[start of Excerpted records]

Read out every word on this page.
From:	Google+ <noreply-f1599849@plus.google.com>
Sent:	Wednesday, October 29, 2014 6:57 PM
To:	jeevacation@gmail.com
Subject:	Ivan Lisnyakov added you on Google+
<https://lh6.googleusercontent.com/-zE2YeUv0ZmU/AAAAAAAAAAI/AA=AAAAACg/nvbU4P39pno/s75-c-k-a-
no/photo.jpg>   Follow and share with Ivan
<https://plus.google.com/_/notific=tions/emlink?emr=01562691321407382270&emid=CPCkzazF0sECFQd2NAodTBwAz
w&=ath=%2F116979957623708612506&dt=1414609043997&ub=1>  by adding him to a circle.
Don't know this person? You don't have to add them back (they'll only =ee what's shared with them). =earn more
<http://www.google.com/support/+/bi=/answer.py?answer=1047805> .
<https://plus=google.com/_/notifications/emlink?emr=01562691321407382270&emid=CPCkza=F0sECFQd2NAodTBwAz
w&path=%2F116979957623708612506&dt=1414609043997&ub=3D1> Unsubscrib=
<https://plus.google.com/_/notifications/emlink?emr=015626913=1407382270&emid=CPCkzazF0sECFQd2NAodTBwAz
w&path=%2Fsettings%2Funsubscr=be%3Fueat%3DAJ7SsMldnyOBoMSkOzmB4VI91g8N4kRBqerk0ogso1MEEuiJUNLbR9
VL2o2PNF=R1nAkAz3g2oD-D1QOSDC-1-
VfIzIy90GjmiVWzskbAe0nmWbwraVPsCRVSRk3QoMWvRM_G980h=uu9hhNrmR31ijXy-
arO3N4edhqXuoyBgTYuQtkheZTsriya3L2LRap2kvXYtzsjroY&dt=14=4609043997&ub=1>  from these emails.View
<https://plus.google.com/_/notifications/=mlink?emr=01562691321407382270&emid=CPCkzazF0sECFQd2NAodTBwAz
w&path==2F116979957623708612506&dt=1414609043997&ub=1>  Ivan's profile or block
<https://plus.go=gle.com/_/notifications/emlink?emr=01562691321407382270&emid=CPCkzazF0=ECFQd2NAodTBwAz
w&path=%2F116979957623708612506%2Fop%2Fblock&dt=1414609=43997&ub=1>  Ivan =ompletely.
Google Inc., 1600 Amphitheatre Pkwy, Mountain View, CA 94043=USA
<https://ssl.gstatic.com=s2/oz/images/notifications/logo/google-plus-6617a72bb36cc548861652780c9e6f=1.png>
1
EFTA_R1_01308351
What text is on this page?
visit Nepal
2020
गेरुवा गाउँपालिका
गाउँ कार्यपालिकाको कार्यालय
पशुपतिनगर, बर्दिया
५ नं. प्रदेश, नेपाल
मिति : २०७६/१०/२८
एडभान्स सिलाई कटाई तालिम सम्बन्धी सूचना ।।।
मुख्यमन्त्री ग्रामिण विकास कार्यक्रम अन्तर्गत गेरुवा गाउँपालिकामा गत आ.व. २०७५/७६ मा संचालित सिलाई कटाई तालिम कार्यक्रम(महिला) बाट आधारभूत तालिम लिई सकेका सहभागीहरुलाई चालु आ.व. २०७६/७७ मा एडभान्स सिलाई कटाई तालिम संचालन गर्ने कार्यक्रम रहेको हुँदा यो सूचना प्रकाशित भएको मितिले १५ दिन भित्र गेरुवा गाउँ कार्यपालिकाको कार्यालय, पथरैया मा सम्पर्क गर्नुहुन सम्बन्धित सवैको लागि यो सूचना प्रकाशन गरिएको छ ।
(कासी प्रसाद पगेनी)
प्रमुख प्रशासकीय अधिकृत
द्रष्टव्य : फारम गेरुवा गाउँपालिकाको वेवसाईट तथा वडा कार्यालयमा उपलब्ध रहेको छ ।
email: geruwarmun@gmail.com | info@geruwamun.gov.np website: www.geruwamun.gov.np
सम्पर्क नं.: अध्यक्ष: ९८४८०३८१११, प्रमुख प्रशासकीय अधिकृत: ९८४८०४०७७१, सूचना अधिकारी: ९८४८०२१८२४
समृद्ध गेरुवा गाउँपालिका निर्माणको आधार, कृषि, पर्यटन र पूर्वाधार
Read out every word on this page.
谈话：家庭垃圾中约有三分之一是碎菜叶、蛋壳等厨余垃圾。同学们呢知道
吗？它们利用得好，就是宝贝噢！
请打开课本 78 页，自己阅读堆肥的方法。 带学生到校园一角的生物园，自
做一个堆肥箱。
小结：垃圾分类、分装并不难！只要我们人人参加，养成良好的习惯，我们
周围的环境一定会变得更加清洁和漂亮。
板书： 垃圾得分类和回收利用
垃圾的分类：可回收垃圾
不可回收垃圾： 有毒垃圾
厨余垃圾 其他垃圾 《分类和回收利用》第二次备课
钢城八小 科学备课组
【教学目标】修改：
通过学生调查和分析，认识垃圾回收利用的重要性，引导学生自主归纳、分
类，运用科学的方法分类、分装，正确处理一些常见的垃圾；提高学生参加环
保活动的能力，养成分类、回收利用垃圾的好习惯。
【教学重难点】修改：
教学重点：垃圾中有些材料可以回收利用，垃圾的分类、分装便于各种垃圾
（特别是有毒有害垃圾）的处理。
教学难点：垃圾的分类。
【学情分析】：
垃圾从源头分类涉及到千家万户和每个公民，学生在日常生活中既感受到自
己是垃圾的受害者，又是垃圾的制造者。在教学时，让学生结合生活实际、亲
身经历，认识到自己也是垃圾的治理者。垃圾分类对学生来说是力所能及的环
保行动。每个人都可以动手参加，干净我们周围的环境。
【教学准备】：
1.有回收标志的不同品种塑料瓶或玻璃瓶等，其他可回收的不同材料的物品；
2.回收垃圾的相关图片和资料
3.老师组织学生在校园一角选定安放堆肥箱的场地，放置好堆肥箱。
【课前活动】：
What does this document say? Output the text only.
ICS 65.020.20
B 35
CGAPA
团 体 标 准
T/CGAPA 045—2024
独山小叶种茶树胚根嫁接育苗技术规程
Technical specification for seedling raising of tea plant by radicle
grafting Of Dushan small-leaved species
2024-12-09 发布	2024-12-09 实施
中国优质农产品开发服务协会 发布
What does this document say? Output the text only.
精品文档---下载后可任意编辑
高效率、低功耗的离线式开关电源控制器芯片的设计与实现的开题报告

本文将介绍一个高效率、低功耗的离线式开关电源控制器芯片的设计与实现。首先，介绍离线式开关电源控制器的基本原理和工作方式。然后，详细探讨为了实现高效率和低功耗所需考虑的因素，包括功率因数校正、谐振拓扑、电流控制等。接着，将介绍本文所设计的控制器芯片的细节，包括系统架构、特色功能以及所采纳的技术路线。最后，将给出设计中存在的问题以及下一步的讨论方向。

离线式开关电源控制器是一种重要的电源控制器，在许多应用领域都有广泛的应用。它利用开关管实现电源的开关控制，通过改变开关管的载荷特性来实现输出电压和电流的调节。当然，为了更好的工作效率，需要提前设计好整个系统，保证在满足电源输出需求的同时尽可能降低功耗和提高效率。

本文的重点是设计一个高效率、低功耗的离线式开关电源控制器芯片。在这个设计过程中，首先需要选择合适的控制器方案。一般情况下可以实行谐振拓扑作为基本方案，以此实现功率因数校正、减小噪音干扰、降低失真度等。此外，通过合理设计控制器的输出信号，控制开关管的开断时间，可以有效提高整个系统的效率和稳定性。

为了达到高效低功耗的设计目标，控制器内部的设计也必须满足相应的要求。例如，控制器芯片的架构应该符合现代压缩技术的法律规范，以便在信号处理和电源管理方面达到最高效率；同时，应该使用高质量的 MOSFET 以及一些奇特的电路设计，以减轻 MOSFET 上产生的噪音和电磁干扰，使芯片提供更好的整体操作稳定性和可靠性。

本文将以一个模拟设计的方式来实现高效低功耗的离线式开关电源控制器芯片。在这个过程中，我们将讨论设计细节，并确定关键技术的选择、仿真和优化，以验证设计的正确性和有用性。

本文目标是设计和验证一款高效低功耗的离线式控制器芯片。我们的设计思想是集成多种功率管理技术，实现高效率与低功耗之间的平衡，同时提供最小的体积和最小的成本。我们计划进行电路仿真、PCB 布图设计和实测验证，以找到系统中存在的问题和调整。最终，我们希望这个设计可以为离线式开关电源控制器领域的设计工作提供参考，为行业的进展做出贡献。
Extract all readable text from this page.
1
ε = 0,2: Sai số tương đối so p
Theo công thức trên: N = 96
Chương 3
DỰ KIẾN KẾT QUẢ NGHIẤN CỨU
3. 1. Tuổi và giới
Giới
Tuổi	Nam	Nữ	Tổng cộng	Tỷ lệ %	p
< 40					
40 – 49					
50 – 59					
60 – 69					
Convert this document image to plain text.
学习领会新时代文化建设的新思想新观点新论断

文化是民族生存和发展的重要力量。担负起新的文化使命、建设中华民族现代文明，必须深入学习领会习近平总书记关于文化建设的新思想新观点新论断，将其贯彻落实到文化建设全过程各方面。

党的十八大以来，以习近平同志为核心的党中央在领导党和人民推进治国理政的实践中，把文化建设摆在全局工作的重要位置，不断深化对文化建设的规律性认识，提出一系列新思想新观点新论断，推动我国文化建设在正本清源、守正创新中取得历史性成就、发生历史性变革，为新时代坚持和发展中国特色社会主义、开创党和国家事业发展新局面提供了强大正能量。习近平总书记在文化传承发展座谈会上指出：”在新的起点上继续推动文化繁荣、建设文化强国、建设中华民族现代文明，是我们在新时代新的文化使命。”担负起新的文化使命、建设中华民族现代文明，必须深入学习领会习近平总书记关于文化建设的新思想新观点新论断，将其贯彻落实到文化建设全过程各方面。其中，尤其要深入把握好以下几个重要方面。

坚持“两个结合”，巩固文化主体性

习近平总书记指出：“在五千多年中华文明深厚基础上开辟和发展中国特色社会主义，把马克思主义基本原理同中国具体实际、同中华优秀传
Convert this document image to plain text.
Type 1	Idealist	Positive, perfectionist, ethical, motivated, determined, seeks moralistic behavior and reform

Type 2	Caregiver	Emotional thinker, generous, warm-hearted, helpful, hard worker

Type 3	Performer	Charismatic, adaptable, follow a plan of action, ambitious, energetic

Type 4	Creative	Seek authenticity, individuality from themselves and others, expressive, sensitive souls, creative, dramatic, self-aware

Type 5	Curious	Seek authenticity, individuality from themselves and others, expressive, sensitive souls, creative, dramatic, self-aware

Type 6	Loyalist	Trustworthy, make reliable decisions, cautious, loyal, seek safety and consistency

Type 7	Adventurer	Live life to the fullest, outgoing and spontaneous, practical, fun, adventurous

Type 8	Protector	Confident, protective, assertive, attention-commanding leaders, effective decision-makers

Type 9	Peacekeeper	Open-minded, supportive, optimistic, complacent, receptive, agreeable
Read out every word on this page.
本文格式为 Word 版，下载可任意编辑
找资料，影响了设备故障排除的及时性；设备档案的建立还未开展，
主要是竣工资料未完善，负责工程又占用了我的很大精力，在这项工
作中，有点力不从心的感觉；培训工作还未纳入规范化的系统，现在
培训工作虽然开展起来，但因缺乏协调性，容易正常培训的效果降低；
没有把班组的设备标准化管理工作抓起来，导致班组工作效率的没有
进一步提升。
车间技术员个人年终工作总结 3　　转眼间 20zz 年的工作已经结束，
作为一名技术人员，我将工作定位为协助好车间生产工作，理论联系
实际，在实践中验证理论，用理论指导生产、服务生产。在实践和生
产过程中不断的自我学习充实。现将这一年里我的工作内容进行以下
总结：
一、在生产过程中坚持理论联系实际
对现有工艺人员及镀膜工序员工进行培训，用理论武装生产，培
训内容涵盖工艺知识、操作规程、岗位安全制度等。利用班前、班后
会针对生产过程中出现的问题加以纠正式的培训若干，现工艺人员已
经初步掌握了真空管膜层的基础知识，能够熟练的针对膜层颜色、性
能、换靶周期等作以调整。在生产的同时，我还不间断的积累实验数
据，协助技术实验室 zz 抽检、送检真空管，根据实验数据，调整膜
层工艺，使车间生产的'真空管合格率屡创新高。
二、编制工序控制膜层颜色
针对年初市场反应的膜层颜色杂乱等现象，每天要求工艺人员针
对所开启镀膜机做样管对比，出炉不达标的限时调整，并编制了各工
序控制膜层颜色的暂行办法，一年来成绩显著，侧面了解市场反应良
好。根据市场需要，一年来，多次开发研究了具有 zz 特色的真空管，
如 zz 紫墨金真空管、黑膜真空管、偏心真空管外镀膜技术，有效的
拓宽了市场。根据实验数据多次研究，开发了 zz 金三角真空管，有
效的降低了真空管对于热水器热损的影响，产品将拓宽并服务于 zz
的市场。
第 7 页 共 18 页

[end of Excerpted records]

▶ [Directions]: Look through the material and copy each line that has "sensitive".

▶ [Correct result]:
Type 4	Creative	Seek authenticity, individuality from themselves and others, expressive, sensitive souls, creative, dramatic, self-aware
Type 5	Curious	Seek authenticity, individuality from themselves and others, expressive, sensitive souls, creative, dramatic, self-aware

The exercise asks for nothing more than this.